__Task objective__. Keep the images out and copy every entry below exactly.

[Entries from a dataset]
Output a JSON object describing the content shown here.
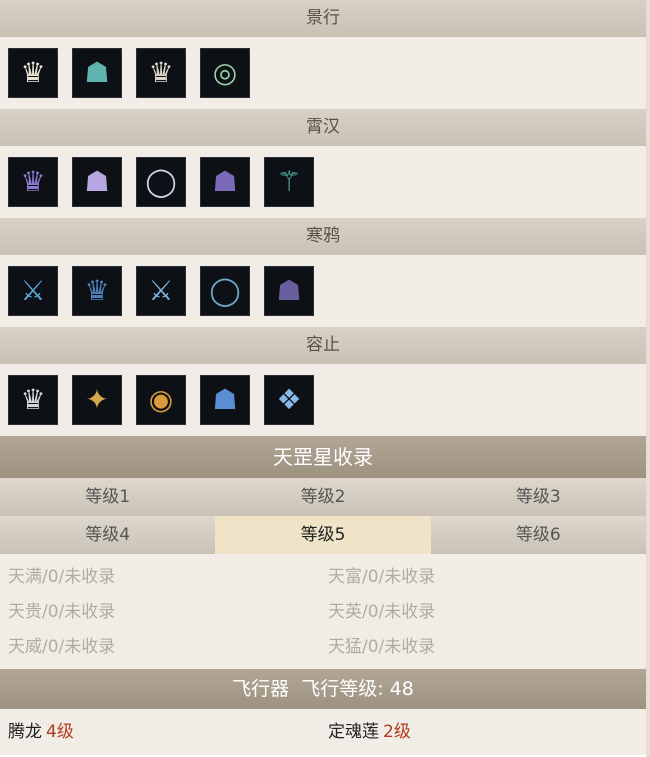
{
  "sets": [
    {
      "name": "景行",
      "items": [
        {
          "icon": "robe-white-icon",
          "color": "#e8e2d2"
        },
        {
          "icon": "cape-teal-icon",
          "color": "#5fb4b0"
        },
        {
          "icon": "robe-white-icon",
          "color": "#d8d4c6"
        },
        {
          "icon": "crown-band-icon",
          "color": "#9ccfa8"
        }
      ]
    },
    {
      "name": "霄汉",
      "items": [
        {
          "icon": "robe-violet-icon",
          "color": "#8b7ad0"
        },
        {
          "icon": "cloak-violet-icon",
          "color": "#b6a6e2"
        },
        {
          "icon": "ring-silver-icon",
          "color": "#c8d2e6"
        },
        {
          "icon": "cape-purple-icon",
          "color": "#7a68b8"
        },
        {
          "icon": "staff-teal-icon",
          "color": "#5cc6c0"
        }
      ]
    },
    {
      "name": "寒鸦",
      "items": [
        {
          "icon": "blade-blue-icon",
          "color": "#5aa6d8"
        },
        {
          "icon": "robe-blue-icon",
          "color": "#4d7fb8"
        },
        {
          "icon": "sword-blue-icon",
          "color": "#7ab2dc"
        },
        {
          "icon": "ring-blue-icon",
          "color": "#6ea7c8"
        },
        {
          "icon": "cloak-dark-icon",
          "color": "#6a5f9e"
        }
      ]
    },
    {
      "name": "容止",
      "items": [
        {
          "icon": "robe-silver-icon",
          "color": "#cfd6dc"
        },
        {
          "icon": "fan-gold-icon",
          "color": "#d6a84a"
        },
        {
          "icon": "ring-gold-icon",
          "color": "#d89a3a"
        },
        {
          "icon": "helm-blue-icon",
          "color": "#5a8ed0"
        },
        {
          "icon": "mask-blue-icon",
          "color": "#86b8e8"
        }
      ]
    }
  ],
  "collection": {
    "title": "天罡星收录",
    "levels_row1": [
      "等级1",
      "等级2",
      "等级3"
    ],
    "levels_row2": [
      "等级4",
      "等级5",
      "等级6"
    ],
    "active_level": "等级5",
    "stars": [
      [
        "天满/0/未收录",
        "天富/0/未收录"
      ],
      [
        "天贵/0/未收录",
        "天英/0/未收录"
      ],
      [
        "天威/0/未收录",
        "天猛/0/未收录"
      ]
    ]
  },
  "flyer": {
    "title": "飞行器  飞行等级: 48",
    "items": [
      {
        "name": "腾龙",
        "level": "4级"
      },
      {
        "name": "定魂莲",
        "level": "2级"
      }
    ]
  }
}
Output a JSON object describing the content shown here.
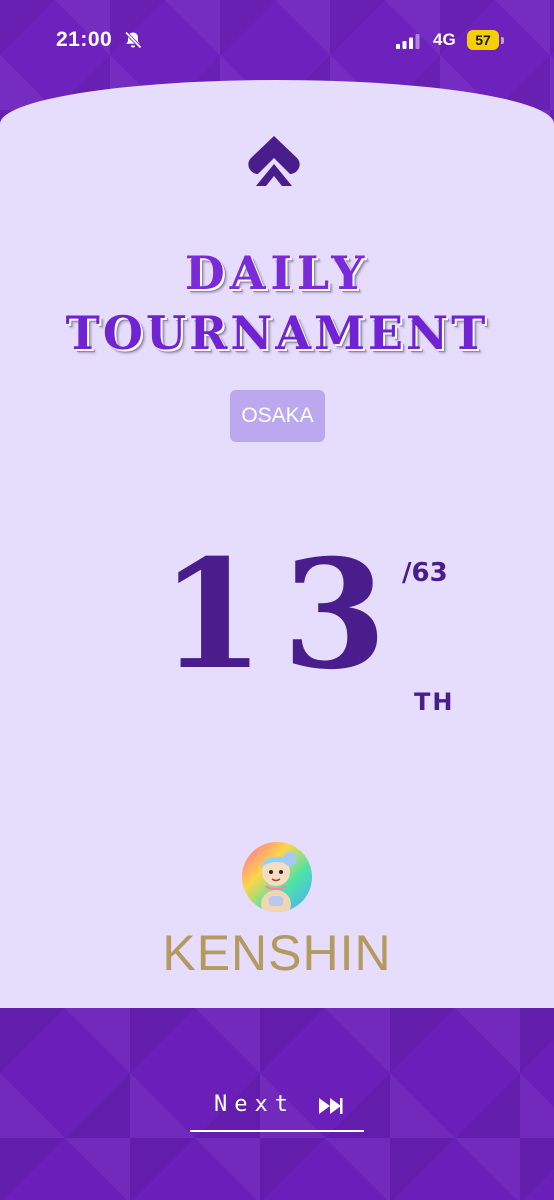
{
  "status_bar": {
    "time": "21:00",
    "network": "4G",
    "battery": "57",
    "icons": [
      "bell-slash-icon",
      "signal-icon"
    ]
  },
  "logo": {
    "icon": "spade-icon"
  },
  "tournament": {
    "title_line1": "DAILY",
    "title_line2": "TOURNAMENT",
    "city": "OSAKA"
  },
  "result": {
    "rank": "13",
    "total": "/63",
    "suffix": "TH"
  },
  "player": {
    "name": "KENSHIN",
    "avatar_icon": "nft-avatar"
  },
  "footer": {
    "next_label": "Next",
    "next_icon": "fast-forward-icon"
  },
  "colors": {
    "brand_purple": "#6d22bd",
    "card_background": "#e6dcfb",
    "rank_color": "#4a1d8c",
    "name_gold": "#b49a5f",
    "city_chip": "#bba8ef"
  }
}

__Answer to the exercise__.
Output a JSON object describing the content shown here.
{
  "sets": [
    {
      "name": "景行",
      "items": [
        {
          "icon": "robe-white-icon",
          "color": "#e8e2d2"
        },
        {
          "icon": "cape-teal-icon",
          "color": "#5fb4b0"
        },
        {
          "icon": "robe-white-icon",
          "color": "#d8d4c6"
        },
        {
          "icon": "crown-band-icon",
          "color": "#9ccfa8"
        }
      ]
    },
    {
      "name": "霄汉",
      "items": [
        {
          "icon": "robe-violet-icon",
          "color": "#8b7ad0"
        },
        {
          "icon": "cloak-violet-icon",
          "color": "#b6a6e2"
        },
        {
          "icon": "ring-silver-icon",
          "color": "#c8d2e6"
        },
        {
          "icon": "cape-purple-icon",
          "color": "#7a68b8"
        },
        {
          "icon": "staff-teal-icon",
          "color": "#5cc6c0"
        }
      ]
    },
    {
      "name": "寒鸦",
      "items": [
        {
          "icon": "blade-blue-icon",
          "color": "#5aa6d8"
        },
        {
          "icon": "robe-blue-icon",
          "color": "#4d7fb8"
        },
        {
          "icon": "sword-blue-icon",
          "color": "#7ab2dc"
        },
        {
          "icon": "ring-blue-icon",
          "color": "#6ea7c8"
        },
        {
          "icon": "cloak-dark-icon",
          "color": "#6a5f9e"
        }
      ]
    },
    {
      "name": "容止",
      "items": [
        {
          "icon": "robe-silver-icon",
          "color": "#cfd6dc"
        },
        {
          "icon": "fan-gold-icon",
          "color": "#d6a84a"
        },
        {
          "icon": "ring-gold-icon",
          "color": "#d89a3a"
        },
        {
          "icon": "helm-blue-icon",
          "color": "#5a8ed0"
        },
        {
          "icon": "mask-blue-icon",
          "color": "#86b8e8"
        }
      ]
    }
  ],
  "collection": {
    "title": "天罡星收录",
    "levels_row1": [
      "等级1",
      "等级2",
      "等级3"
    ],
    "levels_row2": [
      "等级4",
      "等级5",
      "等级6"
    ],
    "active_level": "等级5",
    "stars": [
      [
        "天满/0/未收录",
        "天富/0/未收录"
      ],
      [
        "天贵/0/未收录",
        "天英/0/未收录"
      ],
      [
        "天威/0/未收录",
        "天猛/0/未收录"
      ]
    ]
  },
  "flyer": {
    "title": "飞行器  飞行等级: 48",
    "items": [
      {
        "name": "腾龙",
        "level": "4级"
      },
      {
        "name": "定魂莲",
        "level": "2级"
      }
    ]
  }
}
Output a JSON object describing the content shown here.
{
  "status_bar": {
    "time": "21:00",
    "network": "4G",
    "battery": "57",
    "icons": [
      "bell-slash-icon",
      "signal-icon"
    ]
  },
  "logo": {
    "icon": "spade-icon"
  },
  "tournament": {
    "title_line1": "DAILY",
    "title_line2": "TOURNAMENT",
    "city": "OSAKA"
  },
  "result": {
    "rank": "13",
    "total": "/63",
    "suffix": "TH"
  },
  "player": {
    "name": "KENSHIN",
    "avatar_icon": "nft-avatar"
  },
  "footer": {
    "next_label": "Next",
    "next_icon": "fast-forward-icon"
  },
  "colors": {
    "brand_purple": "#6d22bd",
    "card_background": "#e6dcfb",
    "rank_color": "#4a1d8c",
    "name_gold": "#b49a5f",
    "city_chip": "#bba8ef"
  }
}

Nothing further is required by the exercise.